Data records:
____________________

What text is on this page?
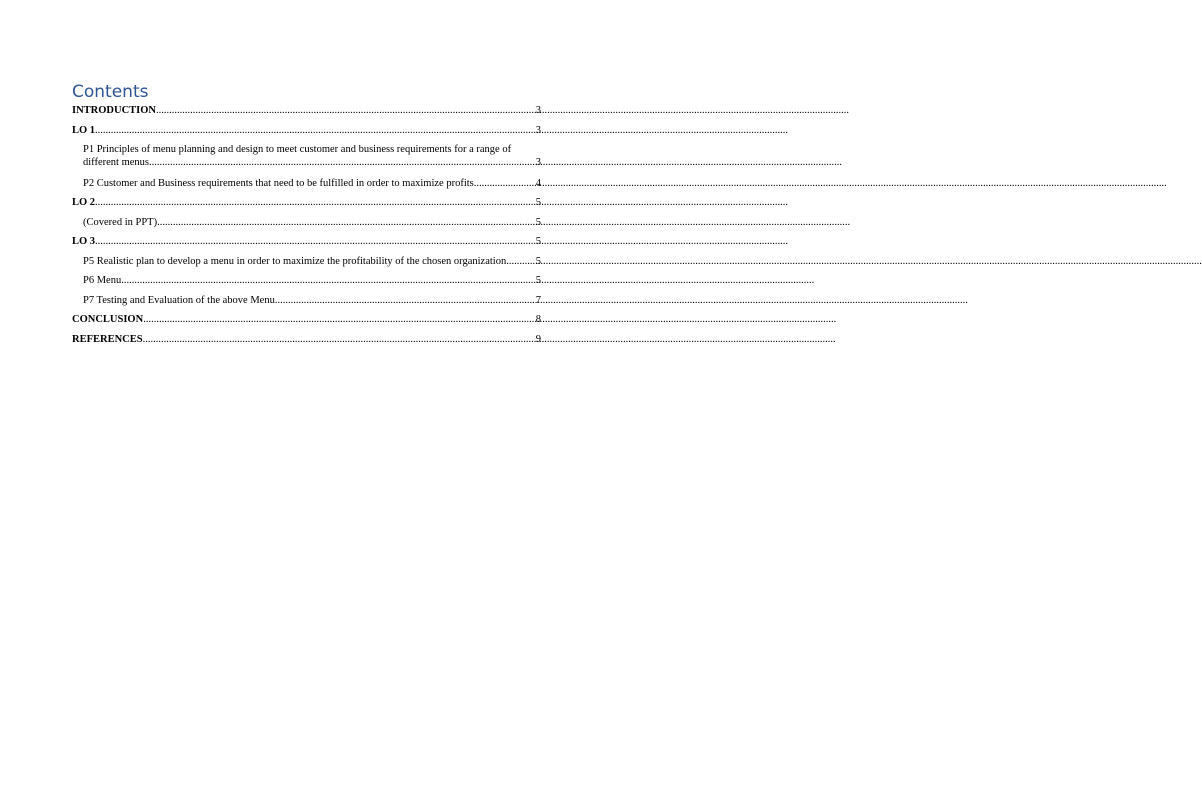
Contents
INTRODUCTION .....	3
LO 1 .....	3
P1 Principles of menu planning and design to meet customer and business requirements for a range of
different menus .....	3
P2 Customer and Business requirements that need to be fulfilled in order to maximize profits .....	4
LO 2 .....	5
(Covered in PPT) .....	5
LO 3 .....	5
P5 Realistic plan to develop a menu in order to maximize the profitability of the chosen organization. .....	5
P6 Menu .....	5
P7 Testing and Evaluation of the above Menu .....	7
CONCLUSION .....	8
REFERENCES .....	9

____________________

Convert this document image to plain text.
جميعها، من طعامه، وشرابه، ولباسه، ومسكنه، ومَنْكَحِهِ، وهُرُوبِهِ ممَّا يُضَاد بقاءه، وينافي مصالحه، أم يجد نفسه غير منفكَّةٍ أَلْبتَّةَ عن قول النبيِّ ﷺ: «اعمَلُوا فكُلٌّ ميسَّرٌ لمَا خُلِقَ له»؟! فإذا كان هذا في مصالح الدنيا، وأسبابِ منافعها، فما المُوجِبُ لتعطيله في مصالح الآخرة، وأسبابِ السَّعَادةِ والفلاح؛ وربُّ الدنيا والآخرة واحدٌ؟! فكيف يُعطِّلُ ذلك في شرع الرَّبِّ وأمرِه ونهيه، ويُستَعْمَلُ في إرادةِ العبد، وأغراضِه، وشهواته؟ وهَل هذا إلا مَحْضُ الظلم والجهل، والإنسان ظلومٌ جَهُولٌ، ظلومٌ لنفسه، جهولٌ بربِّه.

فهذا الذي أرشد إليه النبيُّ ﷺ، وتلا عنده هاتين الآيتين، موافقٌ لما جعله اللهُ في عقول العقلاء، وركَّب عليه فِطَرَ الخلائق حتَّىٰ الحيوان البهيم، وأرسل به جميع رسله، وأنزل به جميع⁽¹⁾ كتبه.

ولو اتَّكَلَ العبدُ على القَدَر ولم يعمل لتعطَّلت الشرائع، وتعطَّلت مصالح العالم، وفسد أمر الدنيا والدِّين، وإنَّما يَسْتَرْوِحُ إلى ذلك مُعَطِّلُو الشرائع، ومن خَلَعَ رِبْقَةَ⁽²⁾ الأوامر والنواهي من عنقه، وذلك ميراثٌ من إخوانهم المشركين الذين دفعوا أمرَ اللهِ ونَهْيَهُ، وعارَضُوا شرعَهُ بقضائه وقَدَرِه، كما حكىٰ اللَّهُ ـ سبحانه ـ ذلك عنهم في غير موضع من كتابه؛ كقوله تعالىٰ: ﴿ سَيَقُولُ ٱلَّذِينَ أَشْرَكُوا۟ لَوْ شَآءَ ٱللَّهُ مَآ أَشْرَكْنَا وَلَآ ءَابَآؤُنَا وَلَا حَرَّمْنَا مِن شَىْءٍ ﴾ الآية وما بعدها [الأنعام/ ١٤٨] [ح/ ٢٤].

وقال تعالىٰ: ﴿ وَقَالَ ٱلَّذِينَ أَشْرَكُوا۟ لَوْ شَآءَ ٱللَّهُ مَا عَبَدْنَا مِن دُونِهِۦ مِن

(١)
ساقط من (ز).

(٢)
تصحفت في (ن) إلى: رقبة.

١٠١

____________________

### [REQUEST]
Copy out all lines above that include the string "requirements".

### [FULL OUTPUT]
P1 Principles of menu planning and design to meet customer and business requirements for a range of
P2 Customer and Business requirements that need to be fulfilled in order to maximize profits .....	4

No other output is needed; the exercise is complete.